═══ Supplied records ═══

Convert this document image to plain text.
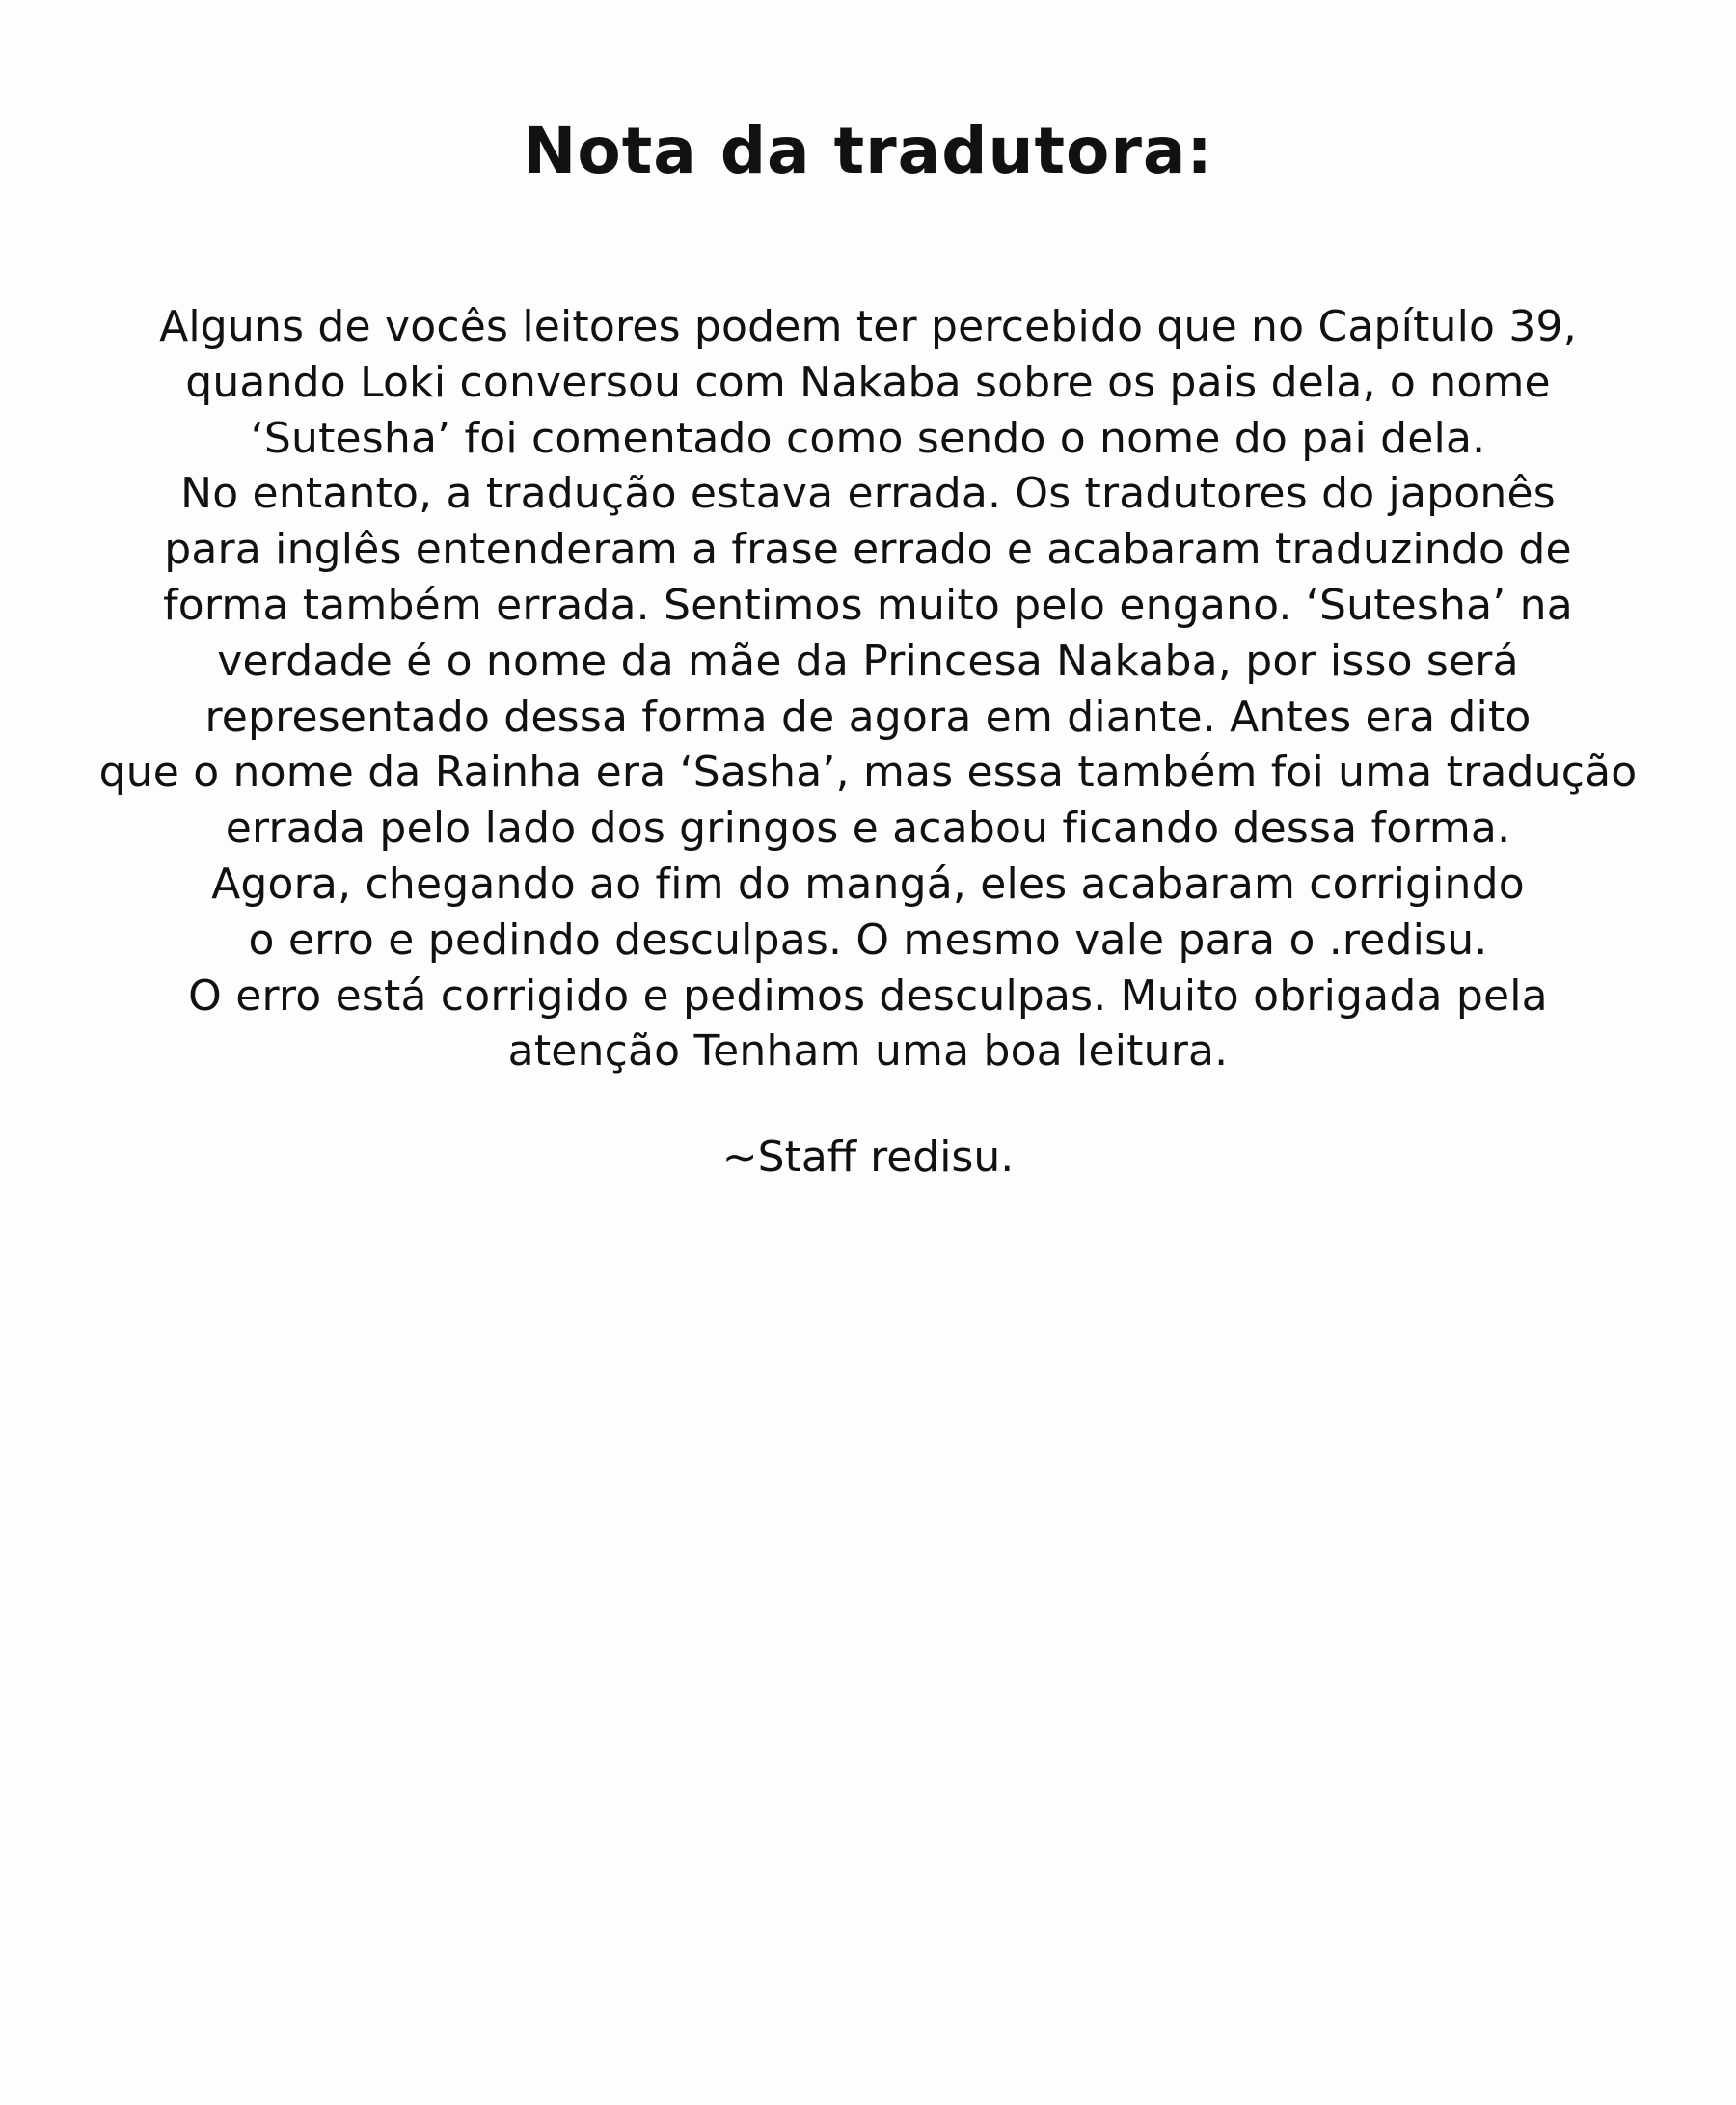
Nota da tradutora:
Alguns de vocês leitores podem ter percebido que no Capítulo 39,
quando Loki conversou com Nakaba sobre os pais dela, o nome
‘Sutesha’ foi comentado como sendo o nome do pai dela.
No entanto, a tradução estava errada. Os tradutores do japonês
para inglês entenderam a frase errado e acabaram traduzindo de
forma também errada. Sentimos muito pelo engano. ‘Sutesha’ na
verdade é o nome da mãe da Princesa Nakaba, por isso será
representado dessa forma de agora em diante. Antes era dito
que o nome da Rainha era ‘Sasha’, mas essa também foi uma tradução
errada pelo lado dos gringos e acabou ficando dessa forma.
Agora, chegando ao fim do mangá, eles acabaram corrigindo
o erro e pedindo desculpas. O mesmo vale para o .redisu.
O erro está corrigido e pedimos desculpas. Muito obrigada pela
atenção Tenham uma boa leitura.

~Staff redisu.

═══

→ Requirement: Pick out the lines containing the word "erro" and show them.

→ The answer:
o erro e pedindo desculpas. O mesmo vale para o .redisu.
O erro está corrigido e pedimos desculpas. Muito obrigada pela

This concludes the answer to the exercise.